Task instructions: Faithfully repeat all of the records, as they are written below.
*** Opening Supplied data ***
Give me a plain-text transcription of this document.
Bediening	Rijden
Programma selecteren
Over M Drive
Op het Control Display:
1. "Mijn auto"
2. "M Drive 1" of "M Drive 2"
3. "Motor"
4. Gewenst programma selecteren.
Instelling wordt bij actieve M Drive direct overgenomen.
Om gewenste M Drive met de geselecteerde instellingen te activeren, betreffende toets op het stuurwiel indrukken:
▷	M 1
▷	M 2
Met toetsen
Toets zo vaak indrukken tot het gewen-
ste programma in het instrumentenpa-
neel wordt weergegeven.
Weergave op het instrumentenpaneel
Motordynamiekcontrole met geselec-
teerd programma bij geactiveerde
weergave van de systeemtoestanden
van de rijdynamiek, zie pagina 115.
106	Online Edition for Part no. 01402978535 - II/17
*** Closing Supplied data ***
Written solution:
Give me a plain-text transcription of this document.
Bediening	Rijden
Programma selecteren
Over M Drive
Op het Control Display:
1. "Mijn auto"
2. "M Drive 1" of "M Drive 2"
3. "Motor"
4. Gewenst programma selecteren.
Instelling wordt bij actieve M Drive direct overgenomen.
Om gewenste M Drive met de geselecteerde instellingen te activeren, betreffende toets op het stuurwiel indrukken:
▷	M 1
▷	M 2
Met toetsen
Toets zo vaak indrukken tot het gewen-
ste programma in het instrumentenpa-
neel wordt weergegeven.
Weergave op het instrumentenpaneel
Motordynamiekcontrole met geselec-
teerd programma bij geactiveerde
weergave van de systeemtoestanden
van de rijdynamiek, zie pagina 115.
106	Online Edition for Part no. 01402978535 - II/17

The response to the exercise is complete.